▶ [Stored records]:
★ ★ ★ ★ ★

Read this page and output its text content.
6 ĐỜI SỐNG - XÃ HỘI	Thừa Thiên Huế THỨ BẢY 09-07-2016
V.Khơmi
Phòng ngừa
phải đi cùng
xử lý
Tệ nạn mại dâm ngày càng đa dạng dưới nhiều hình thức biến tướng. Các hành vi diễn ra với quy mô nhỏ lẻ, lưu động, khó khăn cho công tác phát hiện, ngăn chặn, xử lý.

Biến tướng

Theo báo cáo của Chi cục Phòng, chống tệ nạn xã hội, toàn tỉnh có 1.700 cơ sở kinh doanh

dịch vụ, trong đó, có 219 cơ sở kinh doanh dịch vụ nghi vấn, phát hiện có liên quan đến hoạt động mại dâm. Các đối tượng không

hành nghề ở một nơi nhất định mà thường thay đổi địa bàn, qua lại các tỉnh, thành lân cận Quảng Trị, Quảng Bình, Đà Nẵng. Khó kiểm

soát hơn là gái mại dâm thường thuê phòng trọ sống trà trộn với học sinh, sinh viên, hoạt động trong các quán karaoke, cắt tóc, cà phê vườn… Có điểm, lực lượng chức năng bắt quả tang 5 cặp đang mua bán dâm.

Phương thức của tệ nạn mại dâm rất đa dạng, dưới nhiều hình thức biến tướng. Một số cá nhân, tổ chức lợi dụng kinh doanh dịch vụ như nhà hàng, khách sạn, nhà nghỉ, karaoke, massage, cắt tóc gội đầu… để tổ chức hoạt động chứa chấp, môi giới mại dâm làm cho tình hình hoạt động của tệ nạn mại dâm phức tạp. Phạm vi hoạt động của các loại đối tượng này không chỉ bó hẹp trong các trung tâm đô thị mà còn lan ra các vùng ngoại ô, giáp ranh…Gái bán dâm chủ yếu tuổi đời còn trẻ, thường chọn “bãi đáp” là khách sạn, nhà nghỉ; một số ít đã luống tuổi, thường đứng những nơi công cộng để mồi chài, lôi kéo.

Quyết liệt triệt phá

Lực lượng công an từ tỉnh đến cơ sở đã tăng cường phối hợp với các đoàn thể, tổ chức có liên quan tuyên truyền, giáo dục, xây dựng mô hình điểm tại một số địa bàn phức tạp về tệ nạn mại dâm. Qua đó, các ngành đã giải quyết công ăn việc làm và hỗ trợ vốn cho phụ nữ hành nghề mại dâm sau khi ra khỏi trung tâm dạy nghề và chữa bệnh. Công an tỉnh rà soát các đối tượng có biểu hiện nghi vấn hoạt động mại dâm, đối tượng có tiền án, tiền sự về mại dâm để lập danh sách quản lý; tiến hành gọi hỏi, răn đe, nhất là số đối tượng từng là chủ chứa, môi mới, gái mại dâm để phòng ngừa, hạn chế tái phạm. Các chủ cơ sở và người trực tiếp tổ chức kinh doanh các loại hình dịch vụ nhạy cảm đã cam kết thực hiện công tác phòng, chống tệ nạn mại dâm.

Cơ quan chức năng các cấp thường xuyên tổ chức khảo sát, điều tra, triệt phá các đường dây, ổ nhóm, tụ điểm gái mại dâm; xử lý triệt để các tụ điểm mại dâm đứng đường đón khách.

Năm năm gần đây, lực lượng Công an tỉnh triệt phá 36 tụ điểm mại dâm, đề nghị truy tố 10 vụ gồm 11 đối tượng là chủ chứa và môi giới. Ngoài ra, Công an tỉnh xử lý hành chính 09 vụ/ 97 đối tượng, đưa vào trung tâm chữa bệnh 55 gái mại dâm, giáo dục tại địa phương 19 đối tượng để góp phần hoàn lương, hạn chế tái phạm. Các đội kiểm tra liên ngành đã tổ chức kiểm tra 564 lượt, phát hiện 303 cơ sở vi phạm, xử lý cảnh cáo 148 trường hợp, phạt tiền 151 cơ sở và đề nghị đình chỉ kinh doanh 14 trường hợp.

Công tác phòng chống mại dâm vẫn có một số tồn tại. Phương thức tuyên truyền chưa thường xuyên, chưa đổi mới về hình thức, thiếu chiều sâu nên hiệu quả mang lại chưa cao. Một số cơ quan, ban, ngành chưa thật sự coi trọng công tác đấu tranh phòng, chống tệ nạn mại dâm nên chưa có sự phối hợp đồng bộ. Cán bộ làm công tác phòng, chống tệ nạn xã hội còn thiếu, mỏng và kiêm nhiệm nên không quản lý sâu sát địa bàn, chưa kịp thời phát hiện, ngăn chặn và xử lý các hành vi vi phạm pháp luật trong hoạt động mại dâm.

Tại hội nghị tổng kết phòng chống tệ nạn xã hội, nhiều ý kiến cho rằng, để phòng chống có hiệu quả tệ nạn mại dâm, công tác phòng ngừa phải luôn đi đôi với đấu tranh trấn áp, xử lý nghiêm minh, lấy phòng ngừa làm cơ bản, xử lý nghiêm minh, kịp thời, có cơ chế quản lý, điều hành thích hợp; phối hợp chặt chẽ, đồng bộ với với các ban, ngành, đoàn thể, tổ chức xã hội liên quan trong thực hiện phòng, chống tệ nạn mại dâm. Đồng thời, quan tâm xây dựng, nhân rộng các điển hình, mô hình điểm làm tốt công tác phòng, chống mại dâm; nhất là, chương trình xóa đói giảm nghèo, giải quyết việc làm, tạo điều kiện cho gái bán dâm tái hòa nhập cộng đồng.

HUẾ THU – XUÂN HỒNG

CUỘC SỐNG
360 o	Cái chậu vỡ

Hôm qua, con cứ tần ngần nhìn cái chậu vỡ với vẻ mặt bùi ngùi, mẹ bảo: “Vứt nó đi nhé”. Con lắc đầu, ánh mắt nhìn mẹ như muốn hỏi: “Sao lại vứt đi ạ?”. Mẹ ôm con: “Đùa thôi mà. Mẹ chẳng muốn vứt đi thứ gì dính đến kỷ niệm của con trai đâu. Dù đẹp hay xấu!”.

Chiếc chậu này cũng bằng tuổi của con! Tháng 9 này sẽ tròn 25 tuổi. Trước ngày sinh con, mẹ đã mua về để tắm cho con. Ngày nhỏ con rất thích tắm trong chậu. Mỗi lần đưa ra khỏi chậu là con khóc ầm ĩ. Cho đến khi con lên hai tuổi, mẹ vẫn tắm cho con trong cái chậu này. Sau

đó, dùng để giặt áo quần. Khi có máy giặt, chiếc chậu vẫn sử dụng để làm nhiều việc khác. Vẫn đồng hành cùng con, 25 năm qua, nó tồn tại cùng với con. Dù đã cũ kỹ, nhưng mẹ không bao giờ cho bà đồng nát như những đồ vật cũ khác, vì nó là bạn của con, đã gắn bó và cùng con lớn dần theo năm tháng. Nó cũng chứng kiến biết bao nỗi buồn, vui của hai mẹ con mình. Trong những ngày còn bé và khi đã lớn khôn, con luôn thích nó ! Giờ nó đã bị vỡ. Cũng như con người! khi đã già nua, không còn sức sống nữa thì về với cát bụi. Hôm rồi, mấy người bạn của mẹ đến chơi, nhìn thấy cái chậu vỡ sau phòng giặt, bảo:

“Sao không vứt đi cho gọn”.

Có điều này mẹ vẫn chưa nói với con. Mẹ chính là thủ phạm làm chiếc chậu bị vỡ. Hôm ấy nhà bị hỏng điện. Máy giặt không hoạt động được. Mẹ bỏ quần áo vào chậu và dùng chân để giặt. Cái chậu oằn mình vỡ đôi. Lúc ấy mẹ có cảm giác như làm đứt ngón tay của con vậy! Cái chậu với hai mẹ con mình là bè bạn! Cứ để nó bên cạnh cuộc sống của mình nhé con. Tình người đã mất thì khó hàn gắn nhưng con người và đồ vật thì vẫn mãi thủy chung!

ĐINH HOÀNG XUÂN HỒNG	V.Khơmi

★ ★ ★ ★ ★

Extract the data exactly as given.

Read this page and output its text content.
6 ĐỜI SỐNG - XÃ HỘI	Thừa Thiên Huế THỨ BẢY 09-07-2016
V.Khơmi
Phòng ngừa
phải đi cùng
xử lý
Tệ nạn mại dâm ngày càng đa dạng dưới nhiều hình thức biến tướng. Các hành vi diễn ra với quy mô nhỏ lẻ, lưu động, khó khăn cho công tác phát hiện, ngăn chặn, xử lý.

Biến tướng

Theo báo cáo của Chi cục Phòng, chống tệ nạn xã hội, toàn tỉnh có 1.700 cơ sở kinh doanh

dịch vụ, trong đó, có 219 cơ sở kinh doanh dịch vụ nghi vấn, phát hiện có liên quan đến hoạt động mại dâm. Các đối tượng không

hành nghề ở một nơi nhất định mà thường thay đổi địa bàn, qua lại các tỉnh, thành lân cận Quảng Trị, Quảng Bình, Đà Nẵng. Khó kiểm

soát hơn là gái mại dâm thường thuê phòng trọ sống trà trộn với học sinh, sinh viên, hoạt động trong các quán karaoke, cắt tóc, cà phê vườn… Có điểm, lực lượng chức năng bắt quả tang 5 cặp đang mua bán dâm.

Phương thức của tệ nạn mại dâm rất đa dạng, dưới nhiều hình thức biến tướng. Một số cá nhân, tổ chức lợi dụng kinh doanh dịch vụ như nhà hàng, khách sạn, nhà nghỉ, karaoke, massage, cắt tóc gội đầu… để tổ chức hoạt động chứa chấp, môi giới mại dâm làm cho tình hình hoạt động của tệ nạn mại dâm phức tạp. Phạm vi hoạt động của các loại đối tượng này không chỉ bó hẹp trong các trung tâm đô thị mà còn lan ra các vùng ngoại ô, giáp ranh…Gái bán dâm chủ yếu tuổi đời còn trẻ, thường chọn “bãi đáp” là khách sạn, nhà nghỉ; một số ít đã luống tuổi, thường đứng những nơi công cộng để mồi chài, lôi kéo.

Quyết liệt triệt phá

Lực lượng công an từ tỉnh đến cơ sở đã tăng cường phối hợp với các đoàn thể, tổ chức có liên quan tuyên truyền, giáo dục, xây dựng mô hình điểm tại một số địa bàn phức tạp về tệ nạn mại dâm. Qua đó, các ngành đã giải quyết công ăn việc làm và hỗ trợ vốn cho phụ nữ hành nghề mại dâm sau khi ra khỏi trung tâm dạy nghề và chữa bệnh. Công an tỉnh rà soát các đối tượng có biểu hiện nghi vấn hoạt động mại dâm, đối tượng có tiền án, tiền sự về mại dâm để lập danh sách quản lý; tiến hành gọi hỏi, răn đe, nhất là số đối tượng từng là chủ chứa, môi mới, gái mại dâm để phòng ngừa, hạn chế tái phạm. Các chủ cơ sở và người trực tiếp tổ chức kinh doanh các loại hình dịch vụ nhạy cảm đã cam kết thực hiện công tác phòng, chống tệ nạn mại dâm.

Cơ quan chức năng các cấp thường xuyên tổ chức khảo sát, điều tra, triệt phá các đường dây, ổ nhóm, tụ điểm gái mại dâm; xử lý triệt để các tụ điểm mại dâm đứng đường đón khách.

Năm năm gần đây, lực lượng Công an tỉnh triệt phá 36 tụ điểm mại dâm, đề nghị truy tố 10 vụ gồm 11 đối tượng là chủ chứa và môi giới. Ngoài ra, Công an tỉnh xử lý hành chính 09 vụ/ 97 đối tượng, đưa vào trung tâm chữa bệnh 55 gái mại dâm, giáo dục tại địa phương 19 đối tượng để góp phần hoàn lương, hạn chế tái phạm. Các đội kiểm tra liên ngành đã tổ chức kiểm tra 564 lượt, phát hiện 303 cơ sở vi phạm, xử lý cảnh cáo 148 trường hợp, phạt tiền 151 cơ sở và đề nghị đình chỉ kinh doanh 14 trường hợp.

Công tác phòng chống mại dâm vẫn có một số tồn tại. Phương thức tuyên truyền chưa thường xuyên, chưa đổi mới về hình thức, thiếu chiều sâu nên hiệu quả mang lại chưa cao. Một số cơ quan, ban, ngành chưa thật sự coi trọng công tác đấu tranh phòng, chống tệ nạn mại dâm nên chưa có sự phối hợp đồng bộ. Cán bộ làm công tác phòng, chống tệ nạn xã hội còn thiếu, mỏng và kiêm nhiệm nên không quản lý sâu sát địa bàn, chưa kịp thời phát hiện, ngăn chặn và xử lý các hành vi vi phạm pháp luật trong hoạt động mại dâm.

Tại hội nghị tổng kết phòng chống tệ nạn xã hội, nhiều ý kiến cho rằng, để phòng chống có hiệu quả tệ nạn mại dâm, công tác phòng ngừa phải luôn đi đôi với đấu tranh trấn áp, xử lý nghiêm minh, lấy phòng ngừa làm cơ bản, xử lý nghiêm minh, kịp thời, có cơ chế quản lý, điều hành thích hợp; phối hợp chặt chẽ, đồng bộ với với các ban, ngành, đoàn thể, tổ chức xã hội liên quan trong thực hiện phòng, chống tệ nạn mại dâm. Đồng thời, quan tâm xây dựng, nhân rộng các điển hình, mô hình điểm làm tốt công tác phòng, chống mại dâm; nhất là, chương trình xóa đói giảm nghèo, giải quyết việc làm, tạo điều kiện cho gái bán dâm tái hòa nhập cộng đồng.

HUẾ THU – XUÂN HỒNG

CUỘC SỐNG
360 o	Cái chậu vỡ

Hôm qua, con cứ tần ngần nhìn cái chậu vỡ với vẻ mặt bùi ngùi, mẹ bảo: “Vứt nó đi nhé”. Con lắc đầu, ánh mắt nhìn mẹ như muốn hỏi: “Sao lại vứt đi ạ?”. Mẹ ôm con: “Đùa thôi mà. Mẹ chẳng muốn vứt đi thứ gì dính đến kỷ niệm của con trai đâu. Dù đẹp hay xấu!”.

Chiếc chậu này cũng bằng tuổi của con! Tháng 9 này sẽ tròn 25 tuổi. Trước ngày sinh con, mẹ đã mua về để tắm cho con. Ngày nhỏ con rất thích tắm trong chậu. Mỗi lần đưa ra khỏi chậu là con khóc ầm ĩ. Cho đến khi con lên hai tuổi, mẹ vẫn tắm cho con trong cái chậu này. Sau

đó, dùng để giặt áo quần. Khi có máy giặt, chiếc chậu vẫn sử dụng để làm nhiều việc khác. Vẫn đồng hành cùng con, 25 năm qua, nó tồn tại cùng với con. Dù đã cũ kỹ, nhưng mẹ không bao giờ cho bà đồng nát như những đồ vật cũ khác, vì nó là bạn của con, đã gắn bó và cùng con lớn dần theo năm tháng. Nó cũng chứng kiến biết bao nỗi buồn, vui của hai mẹ con mình. Trong những ngày còn bé và khi đã lớn khôn, con luôn thích nó ! Giờ nó đã bị vỡ. Cũng như con người! khi đã già nua, không còn sức sống nữa thì về với cát bụi. Hôm rồi, mấy người bạn của mẹ đến chơi, nhìn thấy cái chậu vỡ sau phòng giặt, bảo:

“Sao không vứt đi cho gọn”.

Có điều này mẹ vẫn chưa nói với con. Mẹ chính là thủ phạm làm chiếc chậu bị vỡ. Hôm ấy nhà bị hỏng điện. Máy giặt không hoạt động được. Mẹ bỏ quần áo vào chậu và dùng chân để giặt. Cái chậu oằn mình vỡ đôi. Lúc ấy mẹ có cảm giác như làm đứt ngón tay của con vậy! Cái chậu với hai mẹ con mình là bè bạn! Cứ để nó bên cạnh cuộc sống của mình nhé con. Tình người đã mất thì khó hàn gắn nhưng con người và đồ vật thì vẫn mãi thủy chung!

ĐINH HOÀNG XUÂN HỒNG	V.Khơmi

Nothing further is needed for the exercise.